═════ Records shown ═════

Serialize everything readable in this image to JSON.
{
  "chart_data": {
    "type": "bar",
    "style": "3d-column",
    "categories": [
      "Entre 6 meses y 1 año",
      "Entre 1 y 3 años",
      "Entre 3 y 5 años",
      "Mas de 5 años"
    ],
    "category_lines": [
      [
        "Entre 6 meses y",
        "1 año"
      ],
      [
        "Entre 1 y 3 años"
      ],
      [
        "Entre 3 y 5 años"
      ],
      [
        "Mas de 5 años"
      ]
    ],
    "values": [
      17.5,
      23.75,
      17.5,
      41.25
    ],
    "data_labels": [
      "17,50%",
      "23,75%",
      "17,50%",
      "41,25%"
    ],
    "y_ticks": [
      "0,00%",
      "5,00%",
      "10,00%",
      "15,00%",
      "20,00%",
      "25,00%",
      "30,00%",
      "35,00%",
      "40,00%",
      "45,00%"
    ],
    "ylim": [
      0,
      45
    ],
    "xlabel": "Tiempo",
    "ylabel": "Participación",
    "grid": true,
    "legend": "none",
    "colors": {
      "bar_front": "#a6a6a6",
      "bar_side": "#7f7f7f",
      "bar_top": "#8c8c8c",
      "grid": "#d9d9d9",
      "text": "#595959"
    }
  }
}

═════

Search the listing for the word "Entre" and return each line that holds it.

      "Entre 6 meses y 1 año",
      "Entre 1 y 3 años",
      "Entre 3 y 5 años",
        "Entre 6 meses y",
        "Entre 1 y 3 años"
        "Entre 3 y 5 años"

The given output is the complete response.